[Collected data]
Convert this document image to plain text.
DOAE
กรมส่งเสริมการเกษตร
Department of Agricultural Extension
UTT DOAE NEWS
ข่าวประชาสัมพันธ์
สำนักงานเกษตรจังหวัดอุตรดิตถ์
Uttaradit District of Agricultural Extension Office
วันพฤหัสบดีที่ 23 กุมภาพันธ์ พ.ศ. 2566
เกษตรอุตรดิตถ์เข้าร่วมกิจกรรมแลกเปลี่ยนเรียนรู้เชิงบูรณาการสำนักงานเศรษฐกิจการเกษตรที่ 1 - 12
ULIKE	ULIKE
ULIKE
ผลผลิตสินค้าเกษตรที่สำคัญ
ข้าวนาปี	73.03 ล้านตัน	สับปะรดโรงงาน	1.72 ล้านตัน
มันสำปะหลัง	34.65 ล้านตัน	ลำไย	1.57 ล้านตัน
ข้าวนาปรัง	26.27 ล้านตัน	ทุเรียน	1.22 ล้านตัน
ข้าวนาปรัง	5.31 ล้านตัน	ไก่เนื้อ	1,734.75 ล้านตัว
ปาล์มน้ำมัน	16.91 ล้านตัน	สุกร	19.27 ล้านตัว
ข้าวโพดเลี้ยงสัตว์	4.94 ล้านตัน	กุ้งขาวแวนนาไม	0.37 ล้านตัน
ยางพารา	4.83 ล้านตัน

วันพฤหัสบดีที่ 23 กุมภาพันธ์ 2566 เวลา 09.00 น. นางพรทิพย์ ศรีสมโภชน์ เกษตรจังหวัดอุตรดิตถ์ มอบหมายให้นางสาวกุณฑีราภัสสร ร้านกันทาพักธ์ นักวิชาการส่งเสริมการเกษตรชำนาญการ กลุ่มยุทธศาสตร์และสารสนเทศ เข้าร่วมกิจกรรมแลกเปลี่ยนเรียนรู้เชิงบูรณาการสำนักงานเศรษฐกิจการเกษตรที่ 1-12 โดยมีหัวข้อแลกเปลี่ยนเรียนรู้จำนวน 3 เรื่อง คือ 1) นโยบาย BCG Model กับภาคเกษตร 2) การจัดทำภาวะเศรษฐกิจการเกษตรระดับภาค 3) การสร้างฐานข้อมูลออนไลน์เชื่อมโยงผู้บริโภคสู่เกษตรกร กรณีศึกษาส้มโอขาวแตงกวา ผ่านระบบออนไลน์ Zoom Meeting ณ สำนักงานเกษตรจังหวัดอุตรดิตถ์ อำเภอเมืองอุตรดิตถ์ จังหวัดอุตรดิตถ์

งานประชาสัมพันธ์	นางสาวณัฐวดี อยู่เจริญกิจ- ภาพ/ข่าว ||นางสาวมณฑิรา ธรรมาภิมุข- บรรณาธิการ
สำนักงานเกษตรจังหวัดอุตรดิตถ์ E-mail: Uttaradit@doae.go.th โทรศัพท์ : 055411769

### Work to do
Set down each entry again, unchanged.

### Written response
Convert this document image to plain text.
DOAE
กรมส่งเสริมการเกษตร
Department of Agricultural Extension
UTT DOAE NEWS
ข่าวประชาสัมพันธ์
สำนักงานเกษตรจังหวัดอุตรดิตถ์
Uttaradit District of Agricultural Extension Office
วันพฤหัสบดีที่ 23 กุมภาพันธ์ พ.ศ. 2566
เกษตรอุตรดิตถ์เข้าร่วมกิจกรรมแลกเปลี่ยนเรียนรู้เชิงบูรณาการสำนักงานเศรษฐกิจการเกษตรที่ 1 - 12
ULIKE	ULIKE
ULIKE
ผลผลิตสินค้าเกษตรที่สำคัญ
ข้าวนาปี	73.03 ล้านตัน	สับปะรดโรงงาน	1.72 ล้านตัน
มันสำปะหลัง	34.65 ล้านตัน	ลำไย	1.57 ล้านตัน
ข้าวนาปรัง	26.27 ล้านตัน	ทุเรียน	1.22 ล้านตัน
ข้าวนาปรัง	5.31 ล้านตัน	ไก่เนื้อ	1,734.75 ล้านตัว
ปาล์มน้ำมัน	16.91 ล้านตัน	สุกร	19.27 ล้านตัว
ข้าวโพดเลี้ยงสัตว์	4.94 ล้านตัน	กุ้งขาวแวนนาไม	0.37 ล้านตัน
ยางพารา	4.83 ล้านตัน

วันพฤหัสบดีที่ 23 กุมภาพันธ์ 2566 เวลา 09.00 น. นางพรทิพย์ ศรีสมโภชน์ เกษตรจังหวัดอุตรดิตถ์ มอบหมายให้นางสาวกุณฑีราภัสสร ร้านกันทาพักธ์ นักวิชาการส่งเสริมการเกษตรชำนาญการ กลุ่มยุทธศาสตร์และสารสนเทศ เข้าร่วมกิจกรรมแลกเปลี่ยนเรียนรู้เชิงบูรณาการสำนักงานเศรษฐกิจการเกษตรที่ 1-12 โดยมีหัวข้อแลกเปลี่ยนเรียนรู้จำนวน 3 เรื่อง คือ 1) นโยบาย BCG Model กับภาคเกษตร 2) การจัดทำภาวะเศรษฐกิจการเกษตรระดับภาค 3) การสร้างฐานข้อมูลออนไลน์เชื่อมโยงผู้บริโภคสู่เกษตรกร กรณีศึกษาส้มโอขาวแตงกวา ผ่านระบบออนไลน์ Zoom Meeting ณ สำนักงานเกษตรจังหวัดอุตรดิตถ์ อำเภอเมืองอุตรดิตถ์ จังหวัดอุตรดิตถ์

งานประชาสัมพันธ์	นางสาวณัฐวดี อยู่เจริญกิจ- ภาพ/ข่าว ||นางสาวมณฑิรา ธรรมาภิมุข- บรรณาธิการ
สำนักงานเกษตรจังหวัดอุตรดิตถ์ E-mail: Uttaradit@doae.go.th โทรศัพท์ : 055411769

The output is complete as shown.